Hitchcock's old cinema seeks return to the glory days of film

The Independent (UK)/June 9 2003
By Cahal Milmo

For seven decades it was the venue of choice for discerning cinephiles and music lovers, its battered red velour seats playing host to screaming Beatles fans and a wannabe film maker called Alfred Hitchcock.

The EMD cinema in Walthamstow, east London, will meet its toughest test yet tomorrow when an inquiry opens into whether a controversial evangelical group will be allowed to turn the grade II listed picture palace, opened in 1930, into a church.

A planning inspector will have to decide between the claims of the group ­ which says it wants to "benefit the Walthamstow community" ­ and a coalition of residents and Waltham Forest Borough Council, which wants to preserve the last cinema in the borough.

REQUIRED WORK:
a: Answer these questions using the article about the Walthamstow cinema.
(i) In what year did the cinema open?
(ii) What does the evangelical group say it wants to do?
(iii) Who is opposing the group's plan?
b: Using the article about the Walthamstow cinema, explain in one to three sentences why an inquiry is opening and what the opposing coalition wants.
c: Resume the article about the Walthamstow cinema, picking up after its final sentence.

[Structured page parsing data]
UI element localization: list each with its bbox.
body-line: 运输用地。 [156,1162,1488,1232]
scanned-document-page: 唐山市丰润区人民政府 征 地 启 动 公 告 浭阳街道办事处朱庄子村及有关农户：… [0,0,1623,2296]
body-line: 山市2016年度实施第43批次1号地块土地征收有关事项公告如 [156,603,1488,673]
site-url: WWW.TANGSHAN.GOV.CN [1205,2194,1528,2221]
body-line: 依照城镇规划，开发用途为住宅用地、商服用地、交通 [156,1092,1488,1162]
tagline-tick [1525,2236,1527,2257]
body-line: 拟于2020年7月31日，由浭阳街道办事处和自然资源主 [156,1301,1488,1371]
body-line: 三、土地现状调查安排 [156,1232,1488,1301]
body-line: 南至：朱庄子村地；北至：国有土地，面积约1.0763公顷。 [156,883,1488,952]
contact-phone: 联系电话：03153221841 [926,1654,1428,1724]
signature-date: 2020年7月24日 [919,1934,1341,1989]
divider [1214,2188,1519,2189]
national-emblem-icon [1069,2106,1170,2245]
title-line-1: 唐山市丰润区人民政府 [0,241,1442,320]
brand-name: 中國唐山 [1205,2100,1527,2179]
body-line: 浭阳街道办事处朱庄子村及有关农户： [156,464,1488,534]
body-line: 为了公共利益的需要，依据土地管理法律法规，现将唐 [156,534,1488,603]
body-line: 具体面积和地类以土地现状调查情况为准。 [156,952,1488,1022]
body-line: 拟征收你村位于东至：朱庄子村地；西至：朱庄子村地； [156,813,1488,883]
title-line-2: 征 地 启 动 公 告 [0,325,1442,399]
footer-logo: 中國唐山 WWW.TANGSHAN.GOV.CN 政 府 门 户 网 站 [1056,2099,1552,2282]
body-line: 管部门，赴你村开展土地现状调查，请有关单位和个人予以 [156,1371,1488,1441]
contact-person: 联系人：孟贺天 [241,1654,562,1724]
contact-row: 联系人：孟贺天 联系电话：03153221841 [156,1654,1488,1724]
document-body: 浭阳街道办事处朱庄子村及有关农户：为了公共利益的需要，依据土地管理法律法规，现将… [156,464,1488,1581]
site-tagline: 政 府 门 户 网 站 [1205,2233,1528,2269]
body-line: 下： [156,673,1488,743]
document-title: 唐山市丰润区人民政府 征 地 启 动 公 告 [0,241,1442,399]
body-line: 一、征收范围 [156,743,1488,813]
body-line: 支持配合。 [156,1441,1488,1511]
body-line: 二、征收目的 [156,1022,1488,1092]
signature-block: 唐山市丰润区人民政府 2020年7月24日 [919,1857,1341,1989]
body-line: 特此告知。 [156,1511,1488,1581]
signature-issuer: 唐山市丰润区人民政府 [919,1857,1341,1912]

EXPECTED OUTPUTS:
a:
(i) 1930
(ii) It says it wants to "benefit the Walthamstow community."
(iii) A coalition of residents and Waltham Forest Borough Council

b: The inquiry will decide whether a controversial evangelical group may turn the grade II listed EMD cinema into a church. The coalition of residents and Waltham Forest Borough Council opposes this because it wants to preserve the last cinema in the borough.

c:
Bill Hodgson, the campaigner leading the fight to reopen the venue, said: "We believe it should retain its current use and should be upgraded and improved with due respect to its illustrious heritage. Waltham Forest is already home to 120 churches and, while in principle we have no objection to another, we are convinced that it should not be at the expense of a major community asset."

The wrangle is part of a growing trend of listed cinemas and music halls being sold to religious groups willing to pay for their preservation. But the sale of the EMD cinema to the Universal Church of the Kingdom of God (UCKG) is particularly contentious.

The Brazil-based church, which arrived in Britain eight years ago and now has 16 churches, paid £2.8m for the Art Deco film and music venue last summer, closed it and submitted a proposal to turn it into an evangelical centre.

When the application was rejected by the local authority, the church launched an appeal, which has led to this week's planning inquiry.

But despite its advertised aim to work with "the homeless, the elderly and drug addicts", UCKG has hit the headlines for other reasons ­ its belief that illnesses are caused by "demons" that must be exorcised, its involvement in the case of Victoria Climbie and questions over its charitable giving abroad.

Victoria, the schoolgirl from the Ivory Coast who was murdered in 2000 by her great-aunt, Marie-Therese Kouao, 44, and the woman's 28-year-old boyfriend, Carl Manning, was taken to a branch of the church four times in the final eight days of her life.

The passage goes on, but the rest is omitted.